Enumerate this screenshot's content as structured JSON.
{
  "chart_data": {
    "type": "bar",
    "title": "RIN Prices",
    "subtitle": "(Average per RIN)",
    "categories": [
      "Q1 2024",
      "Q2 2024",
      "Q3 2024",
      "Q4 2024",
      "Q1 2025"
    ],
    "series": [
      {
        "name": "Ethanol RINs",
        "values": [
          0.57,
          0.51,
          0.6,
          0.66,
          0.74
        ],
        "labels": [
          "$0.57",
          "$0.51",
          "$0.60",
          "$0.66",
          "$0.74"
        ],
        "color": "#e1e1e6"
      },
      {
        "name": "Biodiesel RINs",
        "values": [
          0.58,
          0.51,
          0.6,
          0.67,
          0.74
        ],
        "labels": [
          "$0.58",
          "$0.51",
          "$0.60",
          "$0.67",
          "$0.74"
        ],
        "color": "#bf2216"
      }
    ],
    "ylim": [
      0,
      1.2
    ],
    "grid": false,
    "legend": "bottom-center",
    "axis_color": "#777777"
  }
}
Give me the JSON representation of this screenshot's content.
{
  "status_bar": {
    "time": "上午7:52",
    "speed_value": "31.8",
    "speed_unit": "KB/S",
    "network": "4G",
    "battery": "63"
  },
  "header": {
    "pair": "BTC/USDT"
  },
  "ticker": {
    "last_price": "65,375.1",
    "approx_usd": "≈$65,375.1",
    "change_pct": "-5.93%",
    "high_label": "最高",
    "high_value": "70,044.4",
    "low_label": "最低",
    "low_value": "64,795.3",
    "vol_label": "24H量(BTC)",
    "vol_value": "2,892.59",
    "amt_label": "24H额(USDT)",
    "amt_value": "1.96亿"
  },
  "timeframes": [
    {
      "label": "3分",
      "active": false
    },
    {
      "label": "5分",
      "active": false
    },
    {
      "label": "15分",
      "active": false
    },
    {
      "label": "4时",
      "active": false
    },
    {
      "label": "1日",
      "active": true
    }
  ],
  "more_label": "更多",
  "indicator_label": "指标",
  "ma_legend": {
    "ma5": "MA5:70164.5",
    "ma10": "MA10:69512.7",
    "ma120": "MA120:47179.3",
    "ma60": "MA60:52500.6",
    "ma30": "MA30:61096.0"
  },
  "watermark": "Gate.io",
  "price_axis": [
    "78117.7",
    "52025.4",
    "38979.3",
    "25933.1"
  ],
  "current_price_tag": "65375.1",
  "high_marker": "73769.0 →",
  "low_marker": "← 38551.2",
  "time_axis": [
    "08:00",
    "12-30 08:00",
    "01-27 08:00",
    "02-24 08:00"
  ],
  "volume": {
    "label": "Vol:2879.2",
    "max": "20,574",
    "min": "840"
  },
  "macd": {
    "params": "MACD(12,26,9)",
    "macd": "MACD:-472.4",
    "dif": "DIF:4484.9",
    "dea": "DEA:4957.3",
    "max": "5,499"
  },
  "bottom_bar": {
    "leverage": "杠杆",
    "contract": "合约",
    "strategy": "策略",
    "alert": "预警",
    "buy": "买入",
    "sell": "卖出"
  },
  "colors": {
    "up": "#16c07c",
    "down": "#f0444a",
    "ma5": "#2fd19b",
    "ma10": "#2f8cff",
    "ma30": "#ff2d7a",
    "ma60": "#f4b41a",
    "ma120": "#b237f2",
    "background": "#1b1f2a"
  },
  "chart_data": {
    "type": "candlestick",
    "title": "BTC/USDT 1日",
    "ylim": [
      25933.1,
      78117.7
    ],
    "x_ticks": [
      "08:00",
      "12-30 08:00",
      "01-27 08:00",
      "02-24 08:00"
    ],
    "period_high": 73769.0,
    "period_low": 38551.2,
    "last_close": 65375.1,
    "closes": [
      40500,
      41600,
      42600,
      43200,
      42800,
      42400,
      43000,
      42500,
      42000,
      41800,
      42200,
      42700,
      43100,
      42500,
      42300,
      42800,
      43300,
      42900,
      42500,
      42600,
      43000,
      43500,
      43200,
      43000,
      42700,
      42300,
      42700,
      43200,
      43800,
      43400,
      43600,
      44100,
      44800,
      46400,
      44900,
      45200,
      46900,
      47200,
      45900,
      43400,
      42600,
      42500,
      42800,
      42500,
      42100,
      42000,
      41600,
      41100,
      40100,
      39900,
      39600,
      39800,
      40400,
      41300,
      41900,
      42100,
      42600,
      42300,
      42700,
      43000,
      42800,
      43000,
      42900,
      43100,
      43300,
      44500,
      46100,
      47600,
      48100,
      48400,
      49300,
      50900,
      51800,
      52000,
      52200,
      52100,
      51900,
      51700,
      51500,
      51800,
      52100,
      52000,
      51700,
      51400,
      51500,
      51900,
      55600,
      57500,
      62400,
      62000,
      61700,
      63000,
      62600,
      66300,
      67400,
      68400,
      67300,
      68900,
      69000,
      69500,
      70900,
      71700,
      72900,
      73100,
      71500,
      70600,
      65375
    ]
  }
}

#####

## Your instructions:
Output all of the data above without any alteration.

## Answer below:
Enumerate this screenshot's content as structured JSON.
{
  "chart_data": {
    "type": "bar",
    "title": "RIN Prices",
    "subtitle": "(Average per RIN)",
    "categories": [
      "Q1 2024",
      "Q2 2024",
      "Q3 2024",
      "Q4 2024",
      "Q1 2025"
    ],
    "series": [
      {
        "name": "Ethanol RINs",
        "values": [
          0.57,
          0.51,
          0.6,
          0.66,
          0.74
        ],
        "labels": [
          "$0.57",
          "$0.51",
          "$0.60",
          "$0.66",
          "$0.74"
        ],
        "color": "#e1e1e6"
      },
      {
        "name": "Biodiesel RINs",
        "values": [
          0.58,
          0.51,
          0.6,
          0.67,
          0.74
        ],
        "labels": [
          "$0.58",
          "$0.51",
          "$0.60",
          "$0.67",
          "$0.74"
        ],
        "color": "#bf2216"
      }
    ],
    "ylim": [
      0,
      1.2
    ],
    "grid": false,
    "legend": "bottom-center",
    "axis_color": "#777777"
  }
}
Give me the JSON representation of this screenshot's content.
{
  "status_bar": {
    "time": "上午7:52",
    "speed_value": "31.8",
    "speed_unit": "KB/S",
    "network": "4G",
    "battery": "63"
  },
  "header": {
    "pair": "BTC/USDT"
  },
  "ticker": {
    "last_price": "65,375.1",
    "approx_usd": "≈$65,375.1",
    "change_pct": "-5.93%",
    "high_label": "最高",
    "high_value": "70,044.4",
    "low_label": "最低",
    "low_value": "64,795.3",
    "vol_label": "24H量(BTC)",
    "vol_value": "2,892.59",
    "amt_label": "24H额(USDT)",
    "amt_value": "1.96亿"
  },
  "timeframes": [
    {
      "label": "3分",
      "active": false
    },
    {
      "label": "5分",
      "active": false
    },
    {
      "label": "15分",
      "active": false
    },
    {
      "label": "4时",
      "active": false
    },
    {
      "label": "1日",
      "active": true
    }
  ],
  "more_label": "更多",
  "indicator_label": "指标",
  "ma_legend": {
    "ma5": "MA5:70164.5",
    "ma10": "MA10:69512.7",
    "ma120": "MA120:47179.3",
    "ma60": "MA60:52500.6",
    "ma30": "MA30:61096.0"
  },
  "watermark": "Gate.io",
  "price_axis": [
    "78117.7",
    "52025.4",
    "38979.3",
    "25933.1"
  ],
  "current_price_tag": "65375.1",
  "high_marker": "73769.0 →",
  "low_marker": "← 38551.2",
  "time_axis": [
    "08:00",
    "12-30 08:00",
    "01-27 08:00",
    "02-24 08:00"
  ],
  "volume": {
    "label": "Vol:2879.2",
    "max": "20,574",
    "min": "840"
  },
  "macd": {
    "params": "MACD(12,26,9)",
    "macd": "MACD:-472.4",
    "dif": "DIF:4484.9",
    "dea": "DEA:4957.3",
    "max": "5,499"
  },
  "bottom_bar": {
    "leverage": "杠杆",
    "contract": "合约",
    "strategy": "策略",
    "alert": "预警",
    "buy": "买入",
    "sell": "卖出"
  },
  "colors": {
    "up": "#16c07c",
    "down": "#f0444a",
    "ma5": "#2fd19b",
    "ma10": "#2f8cff",
    "ma30": "#ff2d7a",
    "ma60": "#f4b41a",
    "ma120": "#b237f2",
    "background": "#1b1f2a"
  },
  "chart_data": {
    "type": "candlestick",
    "title": "BTC/USDT 1日",
    "ylim": [
      25933.1,
      78117.7
    ],
    "x_ticks": [
      "08:00",
      "12-30 08:00",
      "01-27 08:00",
      "02-24 08:00"
    ],
    "period_high": 73769.0,
    "period_low": 38551.2,
    "last_close": 65375.1,
    "closes": [
      40500,
      41600,
      42600,
      43200,
      42800,
      42400,
      43000,
      42500,
      42000,
      41800,
      42200,
      42700,
      43100,
      42500,
      42300,
      42800,
      43300,
      42900,
      42500,
      42600,
      43000,
      43500,
      43200,
      43000,
      42700,
      42300,
      42700,
      43200,
      43800,
      43400,
      43600,
      44100,
      44800,
      46400,
      44900,
      45200,
      46900,
      47200,
      45900,
      43400,
      42600,
      42500,
      42800,
      42500,
      42100,
      42000,
      41600,
      41100,
      40100,
      39900,
      39600,
      39800,
      40400,
      41300,
      41900,
      42100,
      42600,
      42300,
      42700,
      43000,
      42800,
      43000,
      42900,
      43100,
      43300,
      44500,
      46100,
      47600,
      48100,
      48400,
      49300,
      50900,
      51800,
      52000,
      52200,
      52100,
      51900,
      51700,
      51500,
      51800,
      52100,
      52000,
      51700,
      51400,
      51500,
      51900,
      55600,
      57500,
      62400,
      62000,
      61700,
      63000,
      62600,
      66300,
      67400,
      68400,
      67300,
      68900,
      69000,
      69500,
      70900,
      71700,
      72900,
      73100,
      71500,
      70600,
      65375
    ]
  }
}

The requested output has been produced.